--- STATED PROBLEM ---
Identify the lines in the data below that contain "name" and give only how many there are.

--- RECORD SET ---
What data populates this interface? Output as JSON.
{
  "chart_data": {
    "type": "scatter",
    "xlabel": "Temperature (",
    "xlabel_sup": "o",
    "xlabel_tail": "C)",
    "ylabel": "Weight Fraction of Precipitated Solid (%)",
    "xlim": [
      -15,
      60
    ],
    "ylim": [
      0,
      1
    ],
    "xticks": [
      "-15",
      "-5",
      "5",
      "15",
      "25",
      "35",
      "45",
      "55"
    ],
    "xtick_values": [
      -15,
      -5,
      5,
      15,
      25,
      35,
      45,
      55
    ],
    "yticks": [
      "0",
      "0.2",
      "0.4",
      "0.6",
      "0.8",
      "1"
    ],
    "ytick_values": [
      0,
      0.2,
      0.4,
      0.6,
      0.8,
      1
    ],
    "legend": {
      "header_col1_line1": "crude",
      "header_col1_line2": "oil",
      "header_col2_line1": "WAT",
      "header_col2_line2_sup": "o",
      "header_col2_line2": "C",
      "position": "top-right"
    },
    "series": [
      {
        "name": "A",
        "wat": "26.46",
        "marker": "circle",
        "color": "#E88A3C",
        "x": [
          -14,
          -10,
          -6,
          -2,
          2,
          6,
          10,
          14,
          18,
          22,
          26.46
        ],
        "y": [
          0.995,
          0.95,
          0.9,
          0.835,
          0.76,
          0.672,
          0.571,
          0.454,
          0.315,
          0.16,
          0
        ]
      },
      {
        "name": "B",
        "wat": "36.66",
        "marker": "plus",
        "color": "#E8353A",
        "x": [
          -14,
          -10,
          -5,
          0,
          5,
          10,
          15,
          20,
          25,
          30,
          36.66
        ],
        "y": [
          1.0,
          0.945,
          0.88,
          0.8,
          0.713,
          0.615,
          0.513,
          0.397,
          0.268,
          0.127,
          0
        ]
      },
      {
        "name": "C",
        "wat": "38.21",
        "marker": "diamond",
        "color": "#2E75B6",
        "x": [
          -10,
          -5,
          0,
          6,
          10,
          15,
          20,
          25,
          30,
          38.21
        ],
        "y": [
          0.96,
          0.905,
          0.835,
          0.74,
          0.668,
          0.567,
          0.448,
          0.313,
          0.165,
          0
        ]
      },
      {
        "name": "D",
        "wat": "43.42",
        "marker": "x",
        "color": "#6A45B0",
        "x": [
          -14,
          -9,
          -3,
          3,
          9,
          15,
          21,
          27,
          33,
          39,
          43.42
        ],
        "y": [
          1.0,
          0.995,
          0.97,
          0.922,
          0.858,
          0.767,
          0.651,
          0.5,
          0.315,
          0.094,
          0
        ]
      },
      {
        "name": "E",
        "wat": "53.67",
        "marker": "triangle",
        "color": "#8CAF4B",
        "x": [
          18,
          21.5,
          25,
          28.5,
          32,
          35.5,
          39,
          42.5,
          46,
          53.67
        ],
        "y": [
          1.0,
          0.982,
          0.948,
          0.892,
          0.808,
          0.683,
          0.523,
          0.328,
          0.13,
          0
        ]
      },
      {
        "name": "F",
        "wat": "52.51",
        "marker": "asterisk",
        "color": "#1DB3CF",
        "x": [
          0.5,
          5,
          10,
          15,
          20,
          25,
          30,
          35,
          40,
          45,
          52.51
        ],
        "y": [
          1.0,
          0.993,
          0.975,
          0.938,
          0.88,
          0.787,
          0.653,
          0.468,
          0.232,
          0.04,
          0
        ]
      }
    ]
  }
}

--- TASK OUTPUT ---
6